Dataset excerpt
──────────

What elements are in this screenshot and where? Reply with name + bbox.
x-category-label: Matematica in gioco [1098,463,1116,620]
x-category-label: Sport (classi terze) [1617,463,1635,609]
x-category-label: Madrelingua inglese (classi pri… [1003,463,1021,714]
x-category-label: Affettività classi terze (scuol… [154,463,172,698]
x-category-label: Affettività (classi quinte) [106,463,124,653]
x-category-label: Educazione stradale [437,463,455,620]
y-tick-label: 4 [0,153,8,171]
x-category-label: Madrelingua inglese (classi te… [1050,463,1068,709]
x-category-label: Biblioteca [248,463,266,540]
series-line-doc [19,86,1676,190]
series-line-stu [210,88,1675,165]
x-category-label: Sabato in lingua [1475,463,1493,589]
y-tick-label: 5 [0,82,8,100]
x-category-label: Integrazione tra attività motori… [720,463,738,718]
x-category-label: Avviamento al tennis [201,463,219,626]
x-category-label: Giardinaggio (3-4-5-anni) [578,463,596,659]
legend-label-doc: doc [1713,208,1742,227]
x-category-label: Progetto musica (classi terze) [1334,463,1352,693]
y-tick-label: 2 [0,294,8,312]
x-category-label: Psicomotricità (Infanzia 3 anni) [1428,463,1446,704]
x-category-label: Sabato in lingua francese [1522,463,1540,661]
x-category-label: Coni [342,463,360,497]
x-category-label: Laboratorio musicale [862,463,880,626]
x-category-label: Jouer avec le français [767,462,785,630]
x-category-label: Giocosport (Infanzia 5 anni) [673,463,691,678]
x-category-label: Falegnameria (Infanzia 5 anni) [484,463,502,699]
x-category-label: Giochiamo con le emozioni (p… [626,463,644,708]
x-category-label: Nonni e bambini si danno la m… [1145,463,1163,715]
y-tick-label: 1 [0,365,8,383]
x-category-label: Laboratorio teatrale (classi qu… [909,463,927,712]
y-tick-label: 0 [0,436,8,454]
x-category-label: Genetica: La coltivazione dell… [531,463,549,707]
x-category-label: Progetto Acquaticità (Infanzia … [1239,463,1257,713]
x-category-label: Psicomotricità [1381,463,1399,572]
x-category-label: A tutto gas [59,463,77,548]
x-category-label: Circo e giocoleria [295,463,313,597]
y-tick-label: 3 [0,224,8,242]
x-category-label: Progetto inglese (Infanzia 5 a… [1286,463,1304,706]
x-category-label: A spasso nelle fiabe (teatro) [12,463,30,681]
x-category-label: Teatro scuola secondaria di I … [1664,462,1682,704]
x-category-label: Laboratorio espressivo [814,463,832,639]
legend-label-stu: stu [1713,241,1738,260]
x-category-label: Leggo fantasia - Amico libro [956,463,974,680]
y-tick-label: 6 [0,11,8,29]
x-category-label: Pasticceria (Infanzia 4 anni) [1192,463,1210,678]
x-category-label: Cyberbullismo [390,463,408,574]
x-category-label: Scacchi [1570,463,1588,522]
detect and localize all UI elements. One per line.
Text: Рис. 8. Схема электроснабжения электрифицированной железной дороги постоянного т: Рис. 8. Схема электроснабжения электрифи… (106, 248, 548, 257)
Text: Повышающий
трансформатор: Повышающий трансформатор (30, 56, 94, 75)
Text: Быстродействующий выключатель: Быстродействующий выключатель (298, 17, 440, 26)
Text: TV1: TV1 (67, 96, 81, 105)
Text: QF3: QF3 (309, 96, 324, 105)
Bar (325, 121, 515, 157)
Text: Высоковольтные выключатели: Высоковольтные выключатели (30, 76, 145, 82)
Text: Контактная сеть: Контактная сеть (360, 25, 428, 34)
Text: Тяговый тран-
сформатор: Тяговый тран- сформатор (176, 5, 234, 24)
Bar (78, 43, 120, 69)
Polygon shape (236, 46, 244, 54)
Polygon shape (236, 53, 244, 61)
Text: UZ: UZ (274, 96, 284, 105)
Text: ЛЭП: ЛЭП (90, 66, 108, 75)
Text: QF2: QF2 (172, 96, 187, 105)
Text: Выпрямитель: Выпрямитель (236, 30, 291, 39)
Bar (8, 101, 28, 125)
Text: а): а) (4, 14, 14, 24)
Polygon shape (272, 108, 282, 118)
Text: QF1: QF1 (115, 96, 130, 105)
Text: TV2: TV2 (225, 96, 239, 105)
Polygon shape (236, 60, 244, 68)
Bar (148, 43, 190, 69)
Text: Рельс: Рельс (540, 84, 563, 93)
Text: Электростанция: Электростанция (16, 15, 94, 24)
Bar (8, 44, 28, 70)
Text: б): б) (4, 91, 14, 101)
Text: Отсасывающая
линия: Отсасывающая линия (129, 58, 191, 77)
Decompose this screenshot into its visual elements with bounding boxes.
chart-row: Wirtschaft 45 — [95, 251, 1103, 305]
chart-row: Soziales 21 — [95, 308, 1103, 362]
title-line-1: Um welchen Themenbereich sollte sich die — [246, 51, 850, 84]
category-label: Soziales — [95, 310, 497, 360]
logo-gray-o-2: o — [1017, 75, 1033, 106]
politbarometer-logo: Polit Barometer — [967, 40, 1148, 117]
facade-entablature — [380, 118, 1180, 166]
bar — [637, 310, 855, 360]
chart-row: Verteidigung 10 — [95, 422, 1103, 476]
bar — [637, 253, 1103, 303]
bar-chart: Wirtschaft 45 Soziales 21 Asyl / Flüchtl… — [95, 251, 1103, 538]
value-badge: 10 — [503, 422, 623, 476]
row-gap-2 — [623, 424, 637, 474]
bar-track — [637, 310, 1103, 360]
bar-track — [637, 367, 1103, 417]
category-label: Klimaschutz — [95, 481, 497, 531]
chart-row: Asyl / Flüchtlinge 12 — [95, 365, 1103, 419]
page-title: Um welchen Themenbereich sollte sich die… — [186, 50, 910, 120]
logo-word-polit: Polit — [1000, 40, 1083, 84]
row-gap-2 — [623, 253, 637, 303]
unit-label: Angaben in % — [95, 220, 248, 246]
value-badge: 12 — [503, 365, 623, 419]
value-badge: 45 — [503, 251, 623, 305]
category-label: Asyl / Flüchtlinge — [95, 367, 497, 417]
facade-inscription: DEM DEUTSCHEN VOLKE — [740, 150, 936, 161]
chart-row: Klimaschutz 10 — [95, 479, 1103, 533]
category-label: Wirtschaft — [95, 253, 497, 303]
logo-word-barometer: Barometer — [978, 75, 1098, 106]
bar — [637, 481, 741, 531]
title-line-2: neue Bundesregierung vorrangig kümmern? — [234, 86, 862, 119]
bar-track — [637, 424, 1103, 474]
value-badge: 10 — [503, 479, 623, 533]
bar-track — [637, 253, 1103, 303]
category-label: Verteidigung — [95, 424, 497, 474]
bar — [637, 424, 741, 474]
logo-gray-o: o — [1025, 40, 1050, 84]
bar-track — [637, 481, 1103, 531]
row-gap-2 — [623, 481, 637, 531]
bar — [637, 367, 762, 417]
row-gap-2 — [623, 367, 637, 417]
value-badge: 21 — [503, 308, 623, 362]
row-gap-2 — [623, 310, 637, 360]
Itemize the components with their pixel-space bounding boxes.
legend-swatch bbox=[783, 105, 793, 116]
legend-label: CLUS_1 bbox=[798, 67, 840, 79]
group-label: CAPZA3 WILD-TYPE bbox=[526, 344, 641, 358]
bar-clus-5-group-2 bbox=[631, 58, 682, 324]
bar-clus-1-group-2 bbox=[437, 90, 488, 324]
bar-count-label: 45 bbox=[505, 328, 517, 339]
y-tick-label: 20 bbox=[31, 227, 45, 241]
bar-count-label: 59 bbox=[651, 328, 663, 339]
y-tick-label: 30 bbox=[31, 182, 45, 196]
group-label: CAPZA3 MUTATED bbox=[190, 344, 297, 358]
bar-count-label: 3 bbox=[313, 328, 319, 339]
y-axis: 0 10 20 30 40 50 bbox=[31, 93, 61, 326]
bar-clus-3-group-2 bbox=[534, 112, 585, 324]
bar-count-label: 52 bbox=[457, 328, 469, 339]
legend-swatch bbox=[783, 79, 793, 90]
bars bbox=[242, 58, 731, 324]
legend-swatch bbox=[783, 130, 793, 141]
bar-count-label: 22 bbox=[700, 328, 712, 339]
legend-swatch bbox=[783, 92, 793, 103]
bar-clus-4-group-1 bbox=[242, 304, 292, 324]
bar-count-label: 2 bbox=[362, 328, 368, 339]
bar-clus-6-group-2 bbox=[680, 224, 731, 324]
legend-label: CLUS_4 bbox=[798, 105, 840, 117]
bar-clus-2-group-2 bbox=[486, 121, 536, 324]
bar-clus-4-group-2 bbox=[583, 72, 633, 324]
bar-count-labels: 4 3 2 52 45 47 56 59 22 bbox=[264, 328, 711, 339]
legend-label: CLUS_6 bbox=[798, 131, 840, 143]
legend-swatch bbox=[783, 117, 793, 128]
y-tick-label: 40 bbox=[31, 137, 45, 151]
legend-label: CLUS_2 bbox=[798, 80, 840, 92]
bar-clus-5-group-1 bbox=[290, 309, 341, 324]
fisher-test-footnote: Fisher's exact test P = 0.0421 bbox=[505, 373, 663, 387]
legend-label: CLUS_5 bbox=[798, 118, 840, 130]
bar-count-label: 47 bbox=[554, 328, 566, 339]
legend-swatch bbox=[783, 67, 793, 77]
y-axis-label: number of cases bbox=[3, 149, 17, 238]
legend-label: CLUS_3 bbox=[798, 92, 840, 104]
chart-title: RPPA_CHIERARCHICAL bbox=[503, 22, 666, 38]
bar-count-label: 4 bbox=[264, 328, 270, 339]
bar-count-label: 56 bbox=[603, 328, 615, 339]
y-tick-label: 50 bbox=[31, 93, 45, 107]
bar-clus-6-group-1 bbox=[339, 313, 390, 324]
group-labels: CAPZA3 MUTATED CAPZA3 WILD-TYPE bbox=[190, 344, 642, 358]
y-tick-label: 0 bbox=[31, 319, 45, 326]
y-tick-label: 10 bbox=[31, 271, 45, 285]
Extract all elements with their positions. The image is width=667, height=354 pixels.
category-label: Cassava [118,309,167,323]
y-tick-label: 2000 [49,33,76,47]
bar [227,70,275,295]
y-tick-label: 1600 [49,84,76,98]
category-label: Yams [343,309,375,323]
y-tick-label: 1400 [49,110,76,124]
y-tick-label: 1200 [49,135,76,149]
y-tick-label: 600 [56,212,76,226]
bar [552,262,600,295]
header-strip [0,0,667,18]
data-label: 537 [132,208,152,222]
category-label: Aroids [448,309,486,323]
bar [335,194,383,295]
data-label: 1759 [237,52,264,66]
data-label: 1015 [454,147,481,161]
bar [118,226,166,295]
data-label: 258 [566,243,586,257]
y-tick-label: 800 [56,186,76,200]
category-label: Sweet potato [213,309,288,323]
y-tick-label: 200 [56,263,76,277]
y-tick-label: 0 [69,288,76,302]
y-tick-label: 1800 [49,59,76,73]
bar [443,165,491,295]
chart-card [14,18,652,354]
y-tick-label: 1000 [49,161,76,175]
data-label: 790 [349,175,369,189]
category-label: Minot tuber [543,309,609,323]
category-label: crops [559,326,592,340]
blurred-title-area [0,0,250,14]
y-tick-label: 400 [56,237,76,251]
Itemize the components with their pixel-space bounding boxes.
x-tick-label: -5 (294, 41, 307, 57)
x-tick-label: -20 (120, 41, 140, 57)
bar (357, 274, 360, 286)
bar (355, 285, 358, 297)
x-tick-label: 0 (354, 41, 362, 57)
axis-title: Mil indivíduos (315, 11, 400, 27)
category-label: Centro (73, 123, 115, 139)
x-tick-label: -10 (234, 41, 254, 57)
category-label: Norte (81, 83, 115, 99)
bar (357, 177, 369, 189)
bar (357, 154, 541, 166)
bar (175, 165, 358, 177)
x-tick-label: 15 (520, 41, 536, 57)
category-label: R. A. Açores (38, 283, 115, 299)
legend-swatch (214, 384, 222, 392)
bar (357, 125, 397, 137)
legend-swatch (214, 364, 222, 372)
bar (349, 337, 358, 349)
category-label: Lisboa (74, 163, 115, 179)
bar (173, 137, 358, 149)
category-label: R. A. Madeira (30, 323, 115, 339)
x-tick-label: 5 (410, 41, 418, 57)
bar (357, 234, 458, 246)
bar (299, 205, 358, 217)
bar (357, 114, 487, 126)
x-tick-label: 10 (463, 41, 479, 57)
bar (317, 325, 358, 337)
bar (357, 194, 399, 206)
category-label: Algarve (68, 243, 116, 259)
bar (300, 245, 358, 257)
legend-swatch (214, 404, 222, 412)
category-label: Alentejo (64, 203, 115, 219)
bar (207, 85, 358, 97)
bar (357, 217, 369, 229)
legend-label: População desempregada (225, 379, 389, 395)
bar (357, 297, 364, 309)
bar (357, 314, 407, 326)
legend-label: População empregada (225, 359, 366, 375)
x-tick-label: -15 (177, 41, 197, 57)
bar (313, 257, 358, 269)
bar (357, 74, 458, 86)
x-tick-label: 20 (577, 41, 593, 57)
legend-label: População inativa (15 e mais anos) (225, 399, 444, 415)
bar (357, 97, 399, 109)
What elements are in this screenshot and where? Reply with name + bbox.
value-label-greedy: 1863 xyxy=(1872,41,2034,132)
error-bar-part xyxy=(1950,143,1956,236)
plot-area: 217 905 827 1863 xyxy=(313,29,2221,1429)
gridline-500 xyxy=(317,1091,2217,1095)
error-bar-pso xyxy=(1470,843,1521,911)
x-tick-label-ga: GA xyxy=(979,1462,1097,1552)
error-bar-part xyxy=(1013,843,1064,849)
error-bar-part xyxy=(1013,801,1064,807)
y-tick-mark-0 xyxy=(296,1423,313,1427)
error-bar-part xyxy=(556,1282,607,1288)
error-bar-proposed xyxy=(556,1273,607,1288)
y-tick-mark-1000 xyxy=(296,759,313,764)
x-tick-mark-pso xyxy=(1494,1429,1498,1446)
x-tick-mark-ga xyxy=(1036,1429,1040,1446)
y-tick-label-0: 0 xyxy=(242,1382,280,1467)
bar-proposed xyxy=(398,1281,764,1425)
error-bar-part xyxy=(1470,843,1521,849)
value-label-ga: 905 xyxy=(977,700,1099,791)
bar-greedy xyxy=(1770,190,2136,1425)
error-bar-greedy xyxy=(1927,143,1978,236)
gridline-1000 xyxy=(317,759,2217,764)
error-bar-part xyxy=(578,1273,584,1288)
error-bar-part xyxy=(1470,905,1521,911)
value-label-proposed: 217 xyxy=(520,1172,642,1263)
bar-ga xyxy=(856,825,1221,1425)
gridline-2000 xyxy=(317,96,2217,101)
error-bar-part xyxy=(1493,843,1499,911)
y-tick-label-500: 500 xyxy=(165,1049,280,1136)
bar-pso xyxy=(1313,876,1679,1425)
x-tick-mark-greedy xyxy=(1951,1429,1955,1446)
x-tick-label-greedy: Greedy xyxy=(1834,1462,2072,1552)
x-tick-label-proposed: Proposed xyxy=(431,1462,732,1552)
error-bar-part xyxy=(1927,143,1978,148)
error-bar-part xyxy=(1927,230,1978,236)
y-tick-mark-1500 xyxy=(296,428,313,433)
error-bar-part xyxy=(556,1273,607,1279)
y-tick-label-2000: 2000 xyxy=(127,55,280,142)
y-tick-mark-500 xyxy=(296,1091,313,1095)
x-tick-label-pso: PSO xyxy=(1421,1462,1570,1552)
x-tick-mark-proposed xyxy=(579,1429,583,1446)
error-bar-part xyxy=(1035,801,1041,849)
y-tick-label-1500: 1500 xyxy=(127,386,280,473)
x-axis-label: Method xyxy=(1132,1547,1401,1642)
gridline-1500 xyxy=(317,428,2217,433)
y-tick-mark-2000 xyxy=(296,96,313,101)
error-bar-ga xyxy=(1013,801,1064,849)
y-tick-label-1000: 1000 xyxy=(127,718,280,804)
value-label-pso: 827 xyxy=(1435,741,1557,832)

──────────

Stated exercise -> Reproduce the rows above verbatim, from the first row through the line containing "series-line-stu [210,88,1675,165]", including both of those lines.

Finished task ->
What elements are in this screenshot and where? Reply with name + bbox.
x-category-label: Matematica in gioco [1098,463,1116,620]
x-category-label: Sport (classi terze) [1617,463,1635,609]
x-category-label: Madrelingua inglese (classi pri… [1003,463,1021,714]
x-category-label: Affettività classi terze (scuol… [154,463,172,698]
x-category-label: Affettività (classi quinte) [106,463,124,653]
x-category-label: Educazione stradale [437,463,455,620]
y-tick-label: 4 [0,153,8,171]
x-category-label: Madrelingua inglese (classi te… [1050,463,1068,709]
x-category-label: Biblioteca [248,463,266,540]
series-line-doc [19,86,1676,190]
series-line-stu [210,88,1675,165]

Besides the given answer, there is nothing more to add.